*DIRECTIONS:*
Show each line from the listing that includes the word "miſericordiã".

[Data excerpts]

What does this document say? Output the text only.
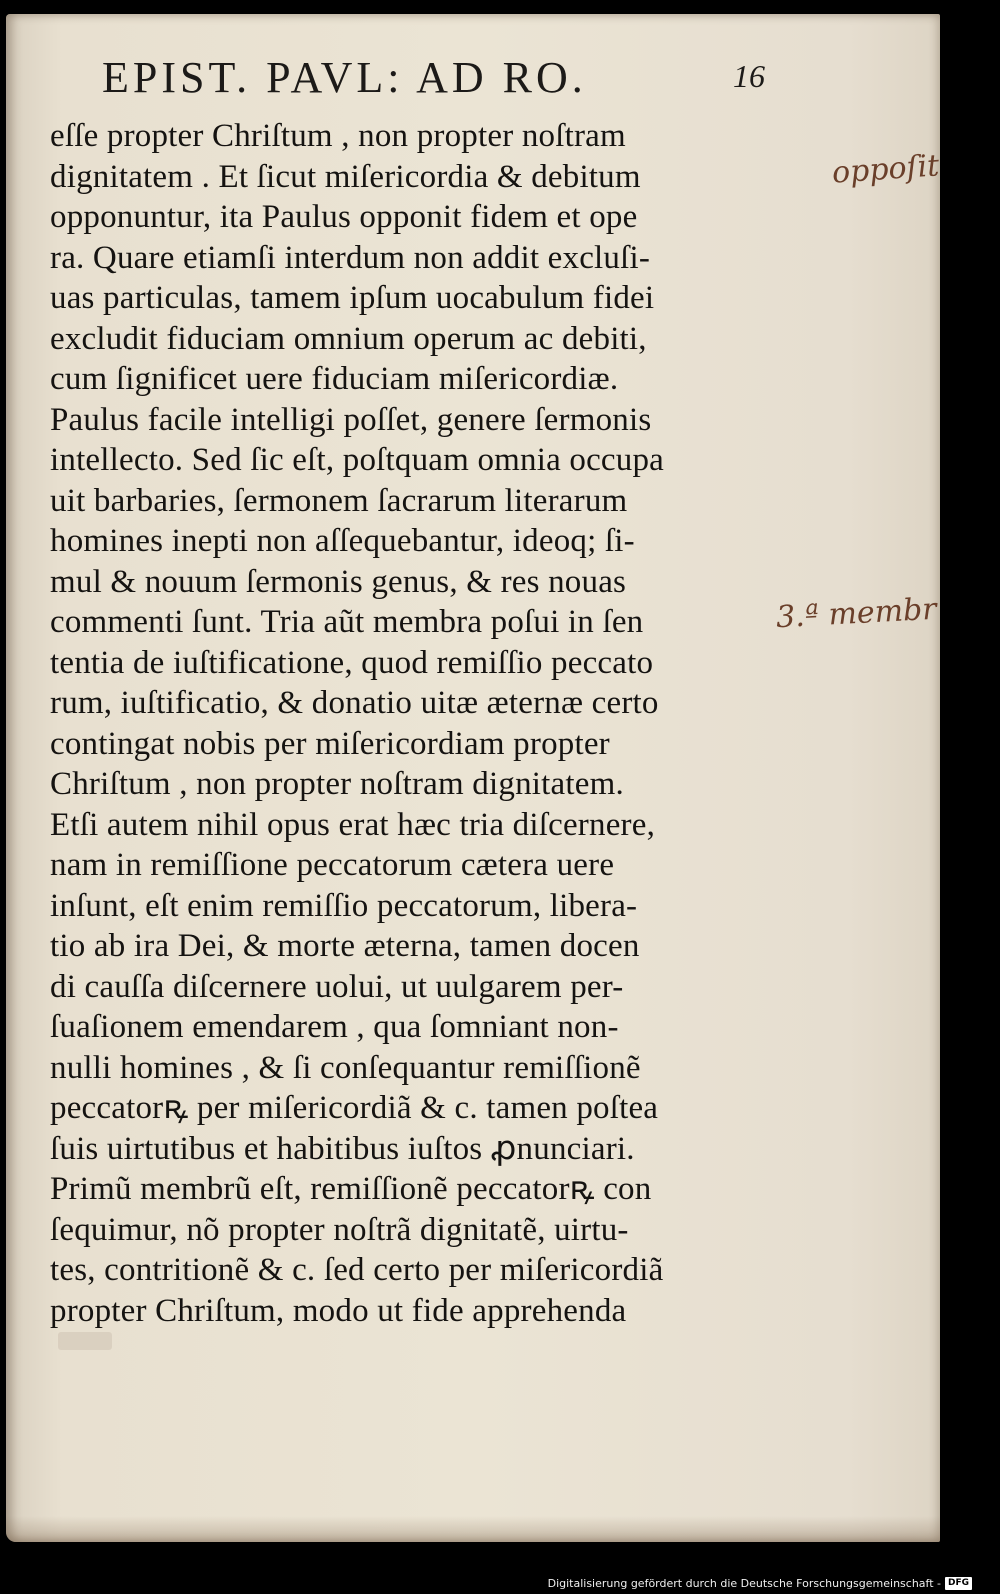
EPIST. PAVL: AD RO.	16
eſſe propter Chriſtum , non propter noſtram
dignitatem . Et ſicut miſericordia & debitum
opponuntur, ita Paulus opponit fidem et ope
ra. Quare etiamſi interdum non addit excluſi-
uas particulas, tamem ipſum uocabulum fidei
excludit fiduciam omnium operum ac debiti,
cum ſignificet uere fiduciam miſericordiæ.
Paulus facile intelligi poſſet, genere ſermonis
intellecto. Sed ſic eſt, poſtquam omnia occupa
uit barbaries, ſermonem ſacrarum literarum
homines inepti non aſſequebantur, ideoq; ſi-
mul & nouum ſermonis genus, & res nouas
commenti ſunt. Tria aũt membra poſui in ſen
tentia de iuſtificatione, quod remiſſio peccato
rum, iuſtificatio, & donatio uitæ æternæ certo
contingat nobis per miſericordiam propter
Chriſtum , non propter noſtram dignitatem.
Etſi autem nihil opus erat hæc tria diſcernere,
nam in remiſſione peccatorum cætera uere
inſunt, eſt enim remiſſio peccatorum, libera-
tio ab ira Dei, & morte æterna, tamen docen
di cauſſa diſcernere uolui, ut uulgarem per-
ſuaſionem emendarem , qua ſomniant non-
nulli homines , & ſi conſequantur remiſſionẽ
peccatorꝶ per miſericordiã & c. tamen poſtea
ſuis uirtutibus et habitibus iuſtos ꝓnunciari.
Primũ membrũ eſt, remiſſionẽ peccatorꝶ con
ſequimur, nõ propter noſtrã dignitatẽ, uirtu-
tes, contritionẽ & c. ſed certo per miſericordiã
propter Chriſtum, modo ut fide apprehenda
oppoſit
3.ª membr
Digitalisierung gefördert durch die Deutsche Forschungsgemeinschaft - DFG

*REPLY:*
peccatorꝶ per miſericordiã & c. tamen poſtea
tes, contritionẽ & c. ſed certo per miſericordiã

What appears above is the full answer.